■ **Description of the task**
Your task is to output all the records below, word for word.

-- Input for this task start --

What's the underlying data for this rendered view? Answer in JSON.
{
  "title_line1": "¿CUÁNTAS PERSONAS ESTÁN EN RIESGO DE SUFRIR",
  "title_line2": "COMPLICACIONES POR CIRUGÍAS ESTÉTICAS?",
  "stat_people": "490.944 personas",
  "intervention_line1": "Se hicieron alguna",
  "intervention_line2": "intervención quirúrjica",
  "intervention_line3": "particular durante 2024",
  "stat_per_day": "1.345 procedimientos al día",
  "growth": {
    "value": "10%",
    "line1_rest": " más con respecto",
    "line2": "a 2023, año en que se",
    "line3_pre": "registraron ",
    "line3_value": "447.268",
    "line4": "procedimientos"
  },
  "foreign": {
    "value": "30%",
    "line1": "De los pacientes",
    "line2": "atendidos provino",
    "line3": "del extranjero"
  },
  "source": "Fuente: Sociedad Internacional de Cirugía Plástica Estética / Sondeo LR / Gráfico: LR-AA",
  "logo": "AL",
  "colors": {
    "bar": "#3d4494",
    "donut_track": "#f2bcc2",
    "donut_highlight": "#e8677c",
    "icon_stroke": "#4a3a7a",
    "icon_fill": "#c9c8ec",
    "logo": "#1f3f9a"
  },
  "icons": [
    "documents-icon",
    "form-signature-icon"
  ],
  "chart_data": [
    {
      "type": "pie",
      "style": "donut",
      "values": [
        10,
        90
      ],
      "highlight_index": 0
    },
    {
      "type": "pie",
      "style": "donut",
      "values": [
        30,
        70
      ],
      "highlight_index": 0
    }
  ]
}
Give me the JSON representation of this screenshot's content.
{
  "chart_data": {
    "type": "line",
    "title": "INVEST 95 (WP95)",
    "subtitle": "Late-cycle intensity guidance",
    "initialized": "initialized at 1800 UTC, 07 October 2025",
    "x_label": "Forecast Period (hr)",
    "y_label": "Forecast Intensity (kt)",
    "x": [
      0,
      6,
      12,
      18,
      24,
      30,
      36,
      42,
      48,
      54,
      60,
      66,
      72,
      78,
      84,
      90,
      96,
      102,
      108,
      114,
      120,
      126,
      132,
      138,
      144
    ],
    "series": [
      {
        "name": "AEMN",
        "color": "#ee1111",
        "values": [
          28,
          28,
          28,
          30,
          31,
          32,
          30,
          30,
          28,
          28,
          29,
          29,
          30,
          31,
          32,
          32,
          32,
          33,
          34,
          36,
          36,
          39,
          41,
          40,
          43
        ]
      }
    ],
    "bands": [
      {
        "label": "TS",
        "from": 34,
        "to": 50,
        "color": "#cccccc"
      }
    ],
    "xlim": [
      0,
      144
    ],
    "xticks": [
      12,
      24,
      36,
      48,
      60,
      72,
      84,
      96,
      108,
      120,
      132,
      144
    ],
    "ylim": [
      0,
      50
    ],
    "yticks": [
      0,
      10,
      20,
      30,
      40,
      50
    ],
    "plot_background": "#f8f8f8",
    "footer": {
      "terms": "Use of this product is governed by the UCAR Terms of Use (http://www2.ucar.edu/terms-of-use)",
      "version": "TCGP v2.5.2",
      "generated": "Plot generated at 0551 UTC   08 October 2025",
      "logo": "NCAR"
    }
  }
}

-- Input for this task end --

■ **In response**
What's the underlying data for this rendered view? Answer in JSON.
{
  "title_line1": "¿CUÁNTAS PERSONAS ESTÁN EN RIESGO DE SUFRIR",
  "title_line2": "COMPLICACIONES POR CIRUGÍAS ESTÉTICAS?",
  "stat_people": "490.944 personas",
  "intervention_line1": "Se hicieron alguna",
  "intervention_line2": "intervención quirúrjica",
  "intervention_line3": "particular durante 2024",
  "stat_per_day": "1.345 procedimientos al día",
  "growth": {
    "value": "10%",
    "line1_rest": " más con respecto",
    "line2": "a 2023, año en que se",
    "line3_pre": "registraron ",
    "line3_value": "447.268",
    "line4": "procedimientos"
  },
  "foreign": {
    "value": "30%",
    "line1": "De los pacientes",
    "line2": "atendidos provino",
    "line3": "del extranjero"
  },
  "source": "Fuente: Sociedad Internacional de Cirugía Plástica Estética / Sondeo LR / Gráfico: LR-AA",
  "logo": "AL",
  "colors": {
    "bar": "#3d4494",
    "donut_track": "#f2bcc2",
    "donut_highlight": "#e8677c",
    "icon_stroke": "#4a3a7a",
    "icon_fill": "#c9c8ec",
    "logo": "#1f3f9a"
  },
  "icons": [
    "documents-icon",
    "form-signature-icon"
  ],
  "chart_data": [
    {
      "type": "pie",
      "style": "donut",
      "values": [
        10,
        90
      ],
      "highlight_index": 0
    },
    {
      "type": "pie",
      "style": "donut",
      "values": [
        30,
        70
      ],
      "highlight_index": 0
    }
  ]
}
Give me the JSON representation of this screenshot's content.
{
  "chart_data": {
    "type": "line",
    "title": "INVEST 95 (WP95)",
    "subtitle": "Late-cycle intensity guidance",
    "initialized": "initialized at 1800 UTC, 07 October 2025",
    "x_label": "Forecast Period (hr)",
    "y_label": "Forecast Intensity (kt)",
    "x": [
      0,
      6,
      12,
      18,
      24,
      30,
      36,
      42,
      48,
      54,
      60,
      66,
      72,
      78,
      84,
      90,
      96,
      102,
      108,
      114,
      120,
      126,
      132,
      138,
      144
    ],
    "series": [
      {
        "name": "AEMN",
        "color": "#ee1111",
        "values": [
          28,
          28,
          28,
          30,
          31,
          32,
          30,
          30,
          28,
          28,
          29,
          29,
          30,
          31,
          32,
          32,
          32,
          33,
          34,
          36,
          36,
          39,
          41,
          40,
          43
        ]
      }
    ],
    "bands": [
      {
        "label": "TS",
        "from": 34,
        "to": 50,
        "color": "#cccccc"
      }
    ],
    "xlim": [
      0,
      144
    ],
    "xticks": [
      12,
      24,
      36,
      48,
      60,
      72,
      84,
      96,
      108,
      120,
      132,
      144
    ],
    "ylim": [
      0,
      50
    ],
    "yticks": [
      0,
      10,
      20,
      30,
      40,
      50
    ],
    "plot_background": "#f8f8f8",
    "footer": {
      "terms": "Use of this product is governed by the UCAR Terms of Use (http://www2.ucar.edu/terms-of-use)",
      "version": "TCGP v2.5.2",
      "generated": "Plot generated at 0551 UTC   08 October 2025",
      "logo": "NCAR"
    }
  }
}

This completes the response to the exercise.